BEGIN Excerpted data
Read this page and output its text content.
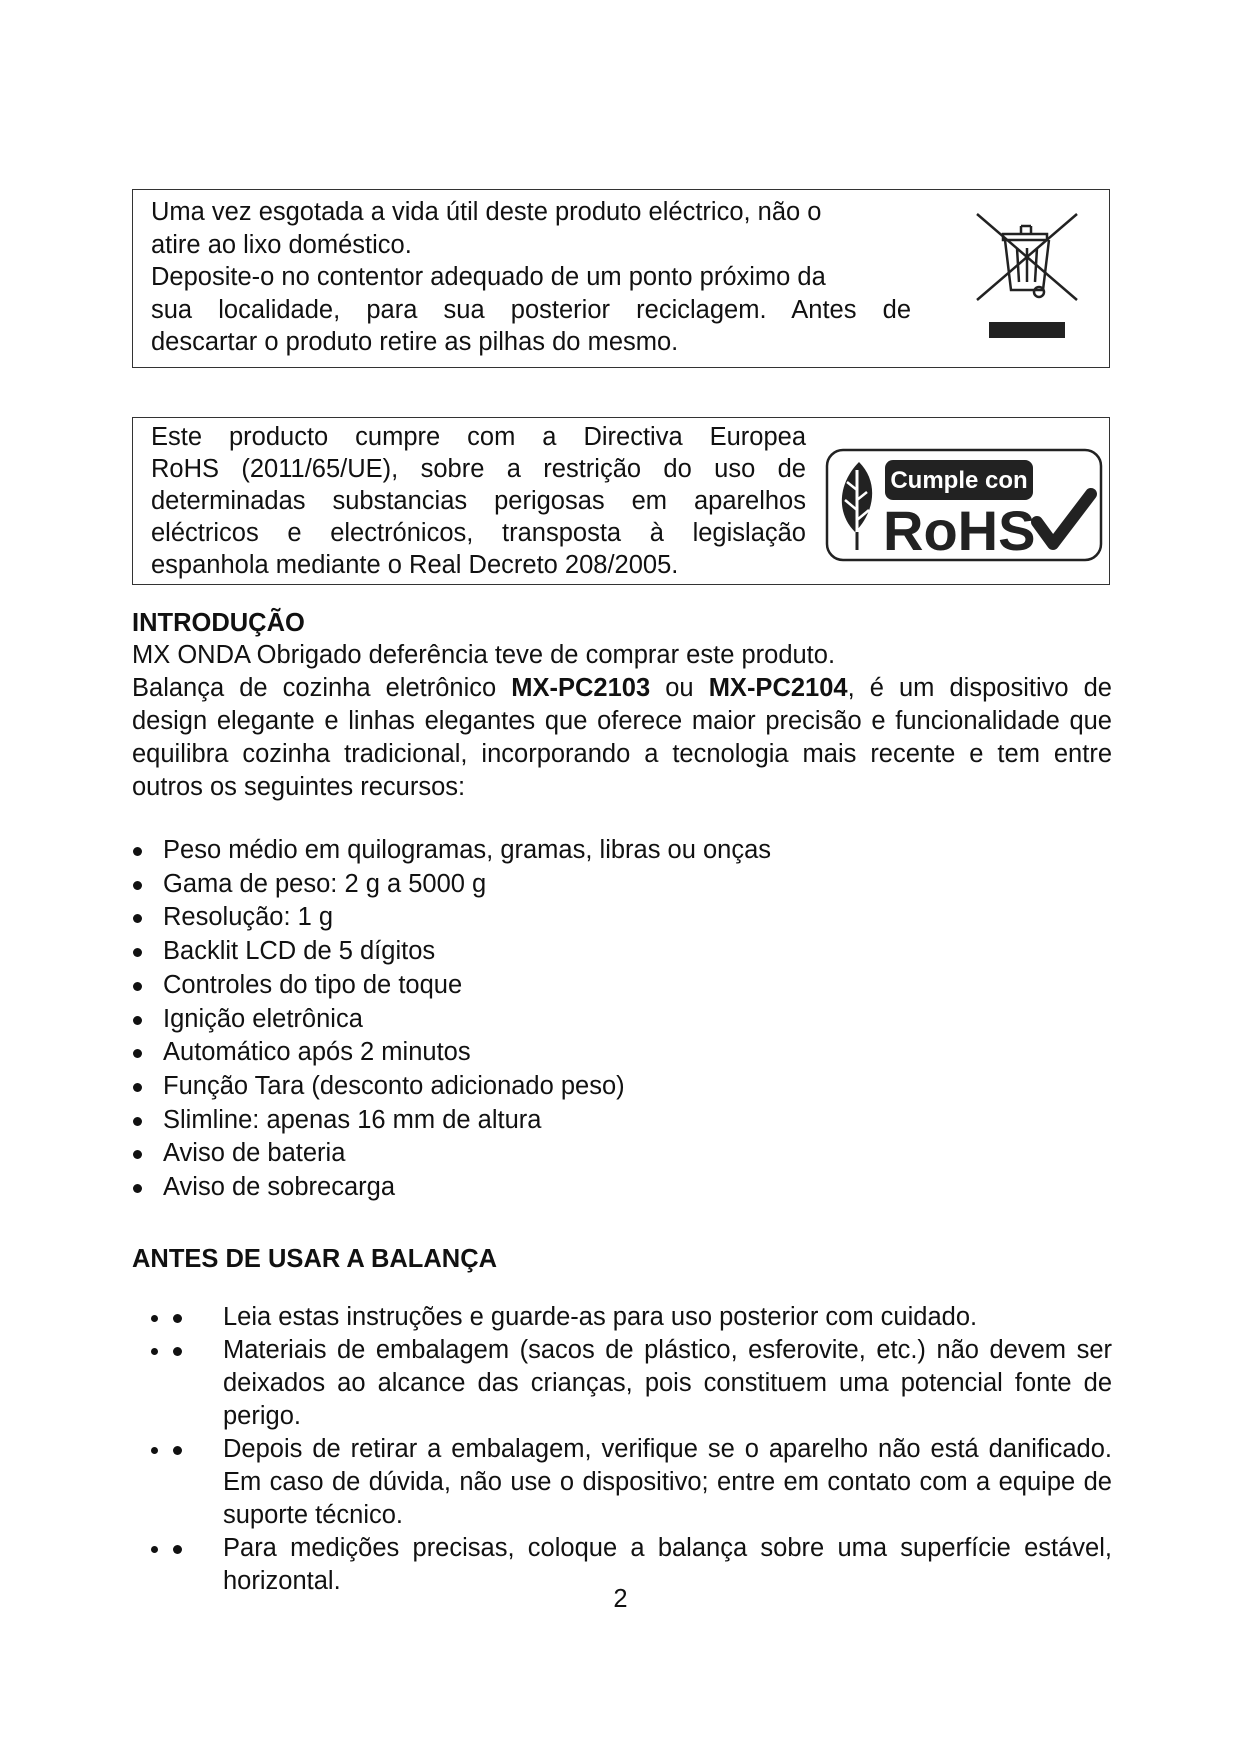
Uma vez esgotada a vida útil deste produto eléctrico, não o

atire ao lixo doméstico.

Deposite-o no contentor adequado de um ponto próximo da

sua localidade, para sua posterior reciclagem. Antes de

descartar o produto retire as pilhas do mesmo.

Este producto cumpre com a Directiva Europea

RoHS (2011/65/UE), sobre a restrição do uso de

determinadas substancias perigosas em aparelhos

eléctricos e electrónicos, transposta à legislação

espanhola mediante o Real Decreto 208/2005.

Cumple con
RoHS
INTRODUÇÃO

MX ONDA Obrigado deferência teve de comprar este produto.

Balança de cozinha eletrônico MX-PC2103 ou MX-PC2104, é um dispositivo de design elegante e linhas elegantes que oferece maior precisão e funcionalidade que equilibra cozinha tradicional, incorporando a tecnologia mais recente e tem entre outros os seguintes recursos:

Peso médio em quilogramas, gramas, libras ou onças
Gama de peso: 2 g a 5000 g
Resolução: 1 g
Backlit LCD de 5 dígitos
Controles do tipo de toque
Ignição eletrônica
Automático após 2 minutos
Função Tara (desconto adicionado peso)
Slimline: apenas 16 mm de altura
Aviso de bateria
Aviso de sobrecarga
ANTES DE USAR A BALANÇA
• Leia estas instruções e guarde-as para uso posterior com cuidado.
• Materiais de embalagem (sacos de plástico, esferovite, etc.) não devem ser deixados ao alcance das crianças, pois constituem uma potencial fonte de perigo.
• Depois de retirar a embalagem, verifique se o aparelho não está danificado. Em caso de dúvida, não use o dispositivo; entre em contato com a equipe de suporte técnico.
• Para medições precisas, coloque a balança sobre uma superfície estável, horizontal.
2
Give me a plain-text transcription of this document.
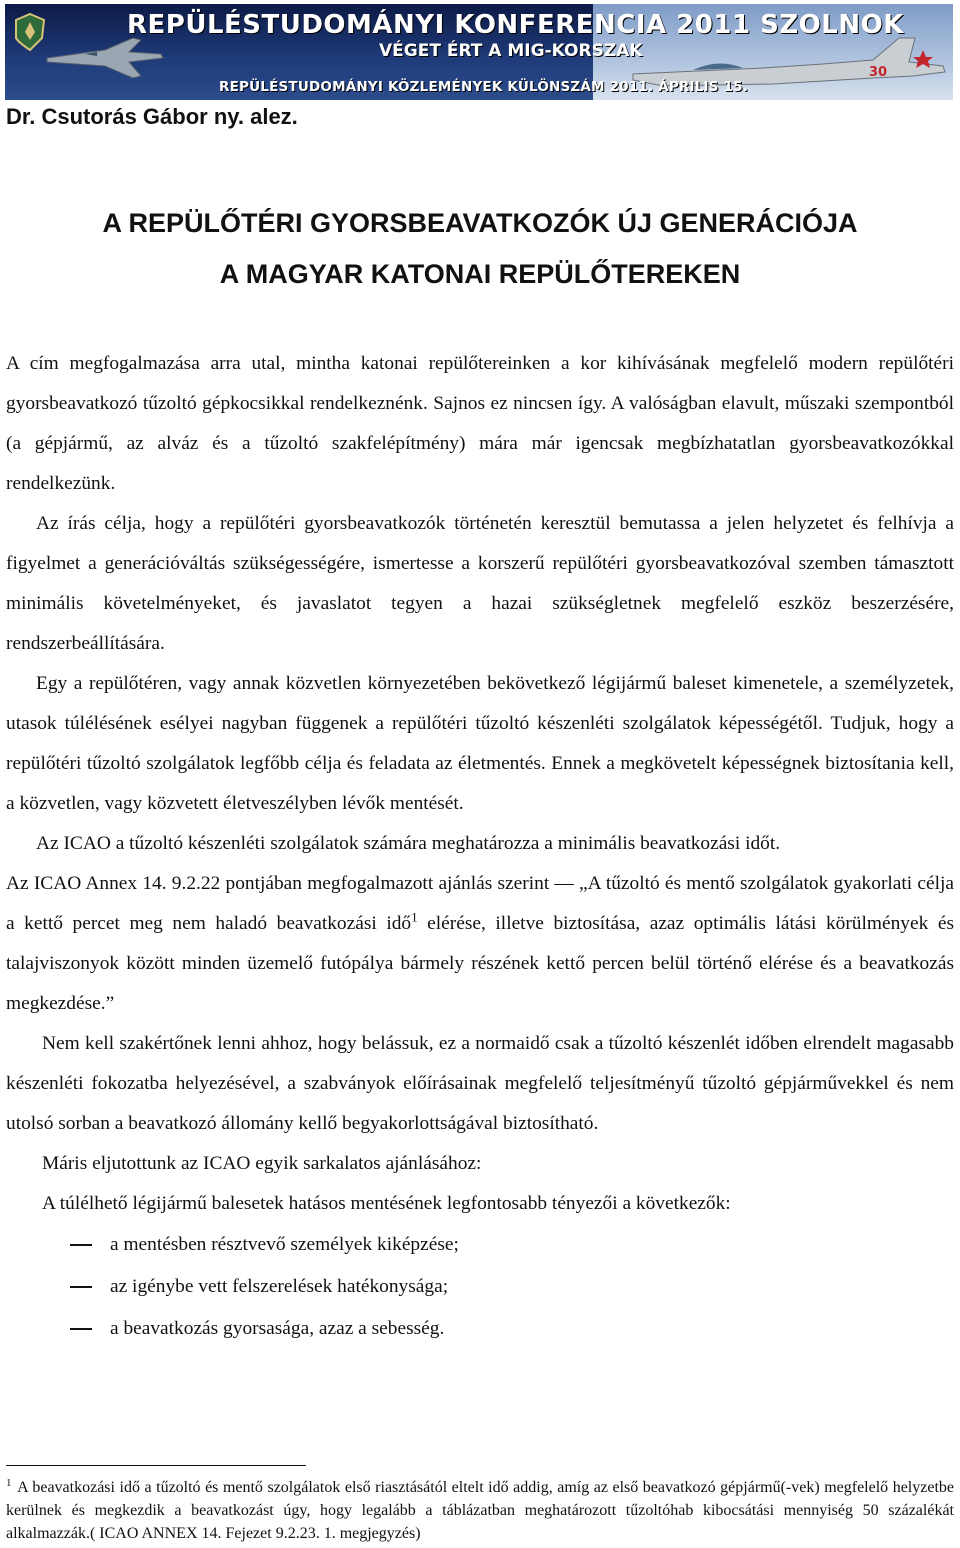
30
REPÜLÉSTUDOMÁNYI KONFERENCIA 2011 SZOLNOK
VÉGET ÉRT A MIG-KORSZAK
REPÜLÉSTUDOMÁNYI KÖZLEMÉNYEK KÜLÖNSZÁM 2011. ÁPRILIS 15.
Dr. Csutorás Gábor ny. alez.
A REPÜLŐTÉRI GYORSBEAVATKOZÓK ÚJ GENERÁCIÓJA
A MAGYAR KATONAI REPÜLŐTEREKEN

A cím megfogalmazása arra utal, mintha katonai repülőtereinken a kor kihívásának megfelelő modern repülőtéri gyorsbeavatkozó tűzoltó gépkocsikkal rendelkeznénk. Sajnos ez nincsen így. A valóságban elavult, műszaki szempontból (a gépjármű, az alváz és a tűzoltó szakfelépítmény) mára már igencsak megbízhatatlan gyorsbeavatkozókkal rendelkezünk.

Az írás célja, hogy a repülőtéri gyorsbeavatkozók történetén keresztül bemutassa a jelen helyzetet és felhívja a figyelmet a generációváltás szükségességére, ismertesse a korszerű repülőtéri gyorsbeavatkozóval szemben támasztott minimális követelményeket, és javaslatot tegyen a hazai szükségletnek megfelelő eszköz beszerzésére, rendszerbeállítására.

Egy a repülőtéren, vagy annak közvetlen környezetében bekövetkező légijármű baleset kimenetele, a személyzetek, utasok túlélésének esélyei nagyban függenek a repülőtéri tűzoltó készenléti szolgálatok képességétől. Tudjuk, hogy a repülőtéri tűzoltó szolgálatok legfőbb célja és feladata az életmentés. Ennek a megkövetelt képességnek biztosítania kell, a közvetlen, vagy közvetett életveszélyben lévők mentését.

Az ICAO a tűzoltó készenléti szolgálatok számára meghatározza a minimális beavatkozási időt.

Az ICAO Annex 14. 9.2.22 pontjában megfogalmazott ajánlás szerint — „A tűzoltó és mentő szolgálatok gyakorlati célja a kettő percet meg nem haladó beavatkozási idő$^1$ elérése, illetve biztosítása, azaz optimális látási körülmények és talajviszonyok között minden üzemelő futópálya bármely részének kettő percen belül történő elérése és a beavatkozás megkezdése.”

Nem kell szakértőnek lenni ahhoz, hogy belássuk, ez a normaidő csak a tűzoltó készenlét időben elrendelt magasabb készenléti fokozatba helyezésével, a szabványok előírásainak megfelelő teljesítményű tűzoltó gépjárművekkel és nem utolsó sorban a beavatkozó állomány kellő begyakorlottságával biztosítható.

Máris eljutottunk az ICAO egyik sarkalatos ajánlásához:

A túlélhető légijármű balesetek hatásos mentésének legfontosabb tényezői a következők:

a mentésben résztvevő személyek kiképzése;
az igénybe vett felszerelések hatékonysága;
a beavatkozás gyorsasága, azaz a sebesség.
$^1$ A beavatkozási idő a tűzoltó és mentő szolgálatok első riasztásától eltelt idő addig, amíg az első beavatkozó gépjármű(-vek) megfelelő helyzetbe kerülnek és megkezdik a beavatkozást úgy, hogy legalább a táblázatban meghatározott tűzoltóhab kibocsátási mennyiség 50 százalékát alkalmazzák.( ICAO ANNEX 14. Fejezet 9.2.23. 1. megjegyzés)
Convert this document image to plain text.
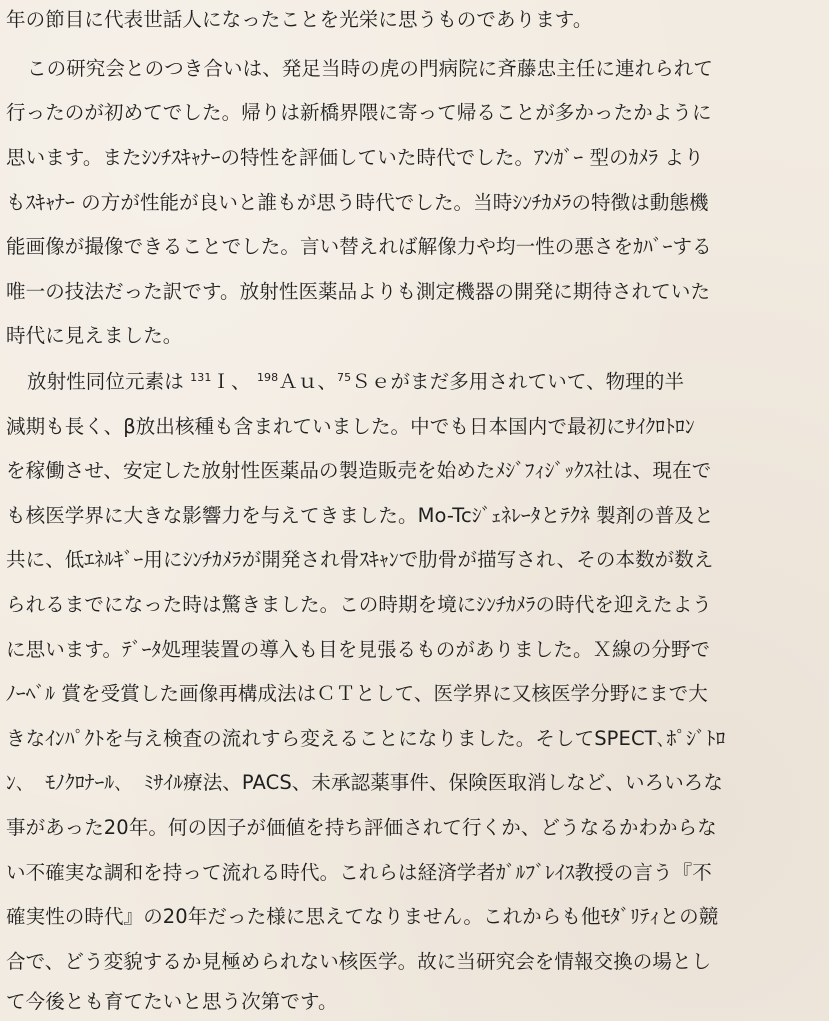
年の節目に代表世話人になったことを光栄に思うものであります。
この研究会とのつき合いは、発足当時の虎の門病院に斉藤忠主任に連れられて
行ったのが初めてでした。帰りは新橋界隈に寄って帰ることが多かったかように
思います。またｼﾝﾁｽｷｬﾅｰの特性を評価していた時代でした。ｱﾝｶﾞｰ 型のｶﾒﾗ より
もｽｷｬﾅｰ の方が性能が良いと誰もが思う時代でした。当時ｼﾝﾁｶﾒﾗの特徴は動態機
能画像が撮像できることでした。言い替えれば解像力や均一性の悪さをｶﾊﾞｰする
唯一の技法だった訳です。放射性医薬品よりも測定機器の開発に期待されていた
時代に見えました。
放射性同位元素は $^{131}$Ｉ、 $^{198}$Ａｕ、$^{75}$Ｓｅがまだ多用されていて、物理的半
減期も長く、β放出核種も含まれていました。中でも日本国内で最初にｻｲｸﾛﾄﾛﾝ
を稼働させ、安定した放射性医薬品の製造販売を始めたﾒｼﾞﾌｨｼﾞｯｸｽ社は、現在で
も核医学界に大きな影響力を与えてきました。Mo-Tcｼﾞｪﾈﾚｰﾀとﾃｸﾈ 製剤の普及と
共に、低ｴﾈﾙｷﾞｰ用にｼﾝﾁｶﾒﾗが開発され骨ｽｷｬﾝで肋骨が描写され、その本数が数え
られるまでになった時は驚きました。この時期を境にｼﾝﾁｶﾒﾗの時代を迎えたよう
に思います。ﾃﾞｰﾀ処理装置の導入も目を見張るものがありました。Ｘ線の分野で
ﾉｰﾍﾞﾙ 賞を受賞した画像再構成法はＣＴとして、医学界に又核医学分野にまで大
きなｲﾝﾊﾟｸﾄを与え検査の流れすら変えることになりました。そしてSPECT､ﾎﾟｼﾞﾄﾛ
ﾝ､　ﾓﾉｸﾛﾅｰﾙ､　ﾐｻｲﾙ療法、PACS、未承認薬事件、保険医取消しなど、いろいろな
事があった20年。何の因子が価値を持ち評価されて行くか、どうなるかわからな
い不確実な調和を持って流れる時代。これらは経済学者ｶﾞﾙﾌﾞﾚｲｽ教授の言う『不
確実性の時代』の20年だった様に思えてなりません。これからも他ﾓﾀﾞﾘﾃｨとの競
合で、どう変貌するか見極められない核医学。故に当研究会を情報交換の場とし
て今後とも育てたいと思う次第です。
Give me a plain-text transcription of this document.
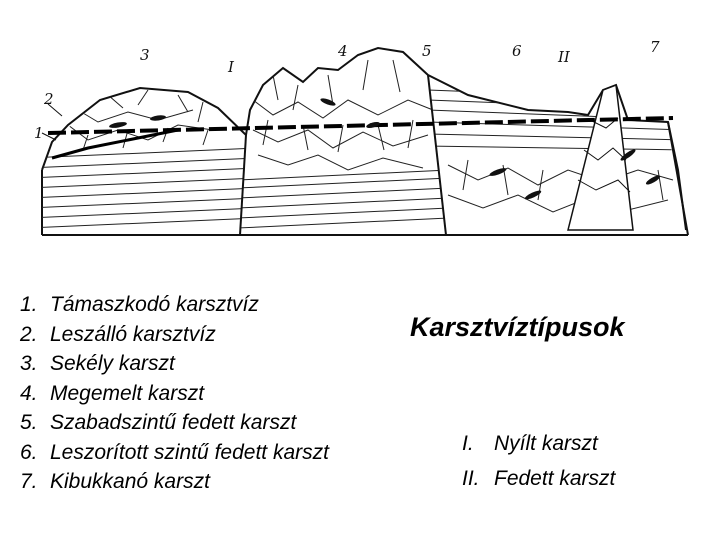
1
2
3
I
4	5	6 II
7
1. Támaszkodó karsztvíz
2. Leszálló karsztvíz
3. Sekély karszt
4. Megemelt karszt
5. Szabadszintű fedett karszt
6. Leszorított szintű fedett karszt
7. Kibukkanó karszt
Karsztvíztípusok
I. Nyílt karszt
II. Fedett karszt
END Excerpted data
● **Instruction**
Copy out the data above exactly, except the pictures.

● **Reply to the task**
Read this page and output its text content.
Uma vez esgotada a vida útil deste produto eléctrico, não o

atire ao lixo doméstico.

Deposite-o no contentor adequado de um ponto próximo da

sua localidade, para sua posterior reciclagem. Antes de

descartar o produto retire as pilhas do mesmo.

Este producto cumpre com a Directiva Europea

RoHS (2011/65/UE), sobre a restrição do uso de

determinadas substancias perigosas em aparelhos

eléctricos e electrónicos, transposta à legislação

espanhola mediante o Real Decreto 208/2005.

Cumple con
RoHS
INTRODUÇÃO

MX ONDA Obrigado deferência teve de comprar este produto.

Balança de cozinha eletrônico MX-PC2103 ou MX-PC2104, é um dispositivo de design elegante e linhas elegantes que oferece maior precisão e funcionalidade que equilibra cozinha tradicional, incorporando a tecnologia mais recente e tem entre outros os seguintes recursos:

Peso médio em quilogramas, gramas, libras ou onças
Gama de peso: 2 g a 5000 g
Resolução: 1 g
Backlit LCD de 5 dígitos
Controles do tipo de toque
Ignição eletrônica
Automático após 2 minutos
Função Tara (desconto adicionado peso)
Slimline: apenas 16 mm de altura
Aviso de bateria
Aviso de sobrecarga
ANTES DE USAR A BALANÇA
• Leia estas instruções e guarde-as para uso posterior com cuidado.
• Materiais de embalagem (sacos de plástico, esferovite, etc.) não devem ser deixados ao alcance das crianças, pois constituem uma potencial fonte de perigo.
• Depois de retirar a embalagem, verifique se o aparelho não está danificado. Em caso de dúvida, não use o dispositivo; entre em contato com a equipe de suporte técnico.
• Para medições precisas, coloque a balança sobre uma superfície estável, horizontal.
2
Give me a plain-text transcription of this document.
30
REPÜLÉSTUDOMÁNYI KONFERENCIA 2011 SZOLNOK
VÉGET ÉRT A MIG-KORSZAK
REPÜLÉSTUDOMÁNYI KÖZLEMÉNYEK KÜLÖNSZÁM 2011. ÁPRILIS 15.
Dr. Csutorás Gábor ny. alez.
A REPÜLŐTÉRI GYORSBEAVATKOZÓK ÚJ GENERÁCIÓJA
A MAGYAR KATONAI REPÜLŐTEREKEN

A cím megfogalmazása arra utal, mintha katonai repülőtereinken a kor kihívásának megfelelő modern repülőtéri gyorsbeavatkozó tűzoltó gépkocsikkal rendelkeznénk. Sajnos ez nincsen így. A valóságban elavult, műszaki szempontból (a gépjármű, az alváz és a tűzoltó szakfelépítmény) mára már igencsak megbízhatatlan gyorsbeavatkozókkal rendelkezünk.

Az írás célja, hogy a repülőtéri gyorsbeavatkozók történetén keresztül bemutassa a jelen helyzetet és felhívja a figyelmet a generációváltás szükségességére, ismertesse a korszerű repülőtéri gyorsbeavatkozóval szemben támasztott minimális követelményeket, és javaslatot tegyen a hazai szükségletnek megfelelő eszköz beszerzésére, rendszerbeállítására.

Egy a repülőtéren, vagy annak közvetlen környezetében bekövetkező légijármű baleset kimenetele, a személyzetek, utasok túlélésének esélyei nagyban függenek a repülőtéri tűzoltó készenléti szolgálatok képességétől. Tudjuk, hogy a repülőtéri tűzoltó szolgálatok legfőbb célja és feladata az életmentés. Ennek a megkövetelt képességnek biztosítania kell, a közvetlen, vagy közvetett életveszélyben lévők mentését.

Az ICAO a tűzoltó készenléti szolgálatok számára meghatározza a minimális beavatkozási időt.

Az ICAO Annex 14. 9.2.22 pontjában megfogalmazott ajánlás szerint — „A tűzoltó és mentő szolgálatok gyakorlati célja a kettő percet meg nem haladó beavatkozási idő$^1$ elérése, illetve biztosítása, azaz optimális látási körülmények és talajviszonyok között minden üzemelő futópálya bármely részének kettő percen belül történő elérése és a beavatkozás megkezdése.”

Nem kell szakértőnek lenni ahhoz, hogy belássuk, ez a normaidő csak a tűzoltó készenlét időben elrendelt magasabb készenléti fokozatba helyezésével, a szabványok előírásainak megfelelő teljesítményű tűzoltó gépjárművekkel és nem utolsó sorban a beavatkozó állomány kellő begyakorlottságával biztosítható.

Máris eljutottunk az ICAO egyik sarkalatos ajánlásához:

A túlélhető légijármű balesetek hatásos mentésének legfontosabb tényezői a következők:

a mentésben résztvevő személyek kiképzése;
az igénybe vett felszerelések hatékonysága;
a beavatkozás gyorsasága, azaz a sebesség.
$^1$ A beavatkozási idő a tűzoltó és mentő szolgálatok első riasztásától eltelt idő addig, amíg az első beavatkozó gépjármű(-vek) megfelelő helyzetbe kerülnek és megkezdik a beavatkozást úgy, hogy legalább a táblázatban meghatározott tűzoltóhab kibocsátási mennyiség 50 százalékát alkalmazzák.( ICAO ANNEX 14. Fejezet 9.2.23. 1. megjegyzés)
Convert this document image to plain text.
年の節目に代表世話人になったことを光栄に思うものであります。
この研究会とのつき合いは、発足当時の虎の門病院に斉藤忠主任に連れられて
行ったのが初めてでした。帰りは新橋界隈に寄って帰ることが多かったかように
思います。またｼﾝﾁｽｷｬﾅｰの特性を評価していた時代でした。ｱﾝｶﾞｰ 型のｶﾒﾗ より
もｽｷｬﾅｰ の方が性能が良いと誰もが思う時代でした。当時ｼﾝﾁｶﾒﾗの特徴は動態機
能画像が撮像できることでした。言い替えれば解像力や均一性の悪さをｶﾊﾞｰする
唯一の技法だった訳です。放射性医薬品よりも測定機器の開発に期待されていた
時代に見えました。
放射性同位元素は $^{131}$Ｉ、 $^{198}$Ａｕ、$^{75}$Ｓｅがまだ多用されていて、物理的半
減期も長く、β放出核種も含まれていました。中でも日本国内で最初にｻｲｸﾛﾄﾛﾝ
を稼働させ、安定した放射性医薬品の製造販売を始めたﾒｼﾞﾌｨｼﾞｯｸｽ社は、現在で
も核医学界に大きな影響力を与えてきました。Mo-Tcｼﾞｪﾈﾚｰﾀとﾃｸﾈ 製剤の普及と
共に、低ｴﾈﾙｷﾞｰ用にｼﾝﾁｶﾒﾗが開発され骨ｽｷｬﾝで肋骨が描写され、その本数が数え
られるまでになった時は驚きました。この時期を境にｼﾝﾁｶﾒﾗの時代を迎えたよう
に思います。ﾃﾞｰﾀ処理装置の導入も目を見張るものがありました。Ｘ線の分野で
ﾉｰﾍﾞﾙ 賞を受賞した画像再構成法はＣＴとして、医学界に又核医学分野にまで大
きなｲﾝﾊﾟｸﾄを与え検査の流れすら変えることになりました。そしてSPECT､ﾎﾟｼﾞﾄﾛ
ﾝ､　ﾓﾉｸﾛﾅｰﾙ､　ﾐｻｲﾙ療法、PACS、未承認薬事件、保険医取消しなど、いろいろな
事があった20年。何の因子が価値を持ち評価されて行くか、どうなるかわからな
い不確実な調和を持って流れる時代。これらは経済学者ｶﾞﾙﾌﾞﾚｲｽ教授の言う『不
確実性の時代』の20年だった様に思えてなりません。これからも他ﾓﾀﾞﾘﾃｨとの競
合で、どう変貌するか見極められない核医学。故に当研究会を情報交換の場とし
て今後とも育てたいと思う次第です。
Give me a plain-text transcription of this document.
1
2
3
I
4	5	6 II
7
1. Támaszkodó karsztvíz
2. Leszálló karsztvíz
3. Sekély karszt
4. Megemelt karszt
5. Szabadszintű fedett karszt
6. Leszorított szintű fedett karszt
7. Kibukkanó karszt
Karsztvíztípusok
I. Nyílt karszt
II. Fedett karszt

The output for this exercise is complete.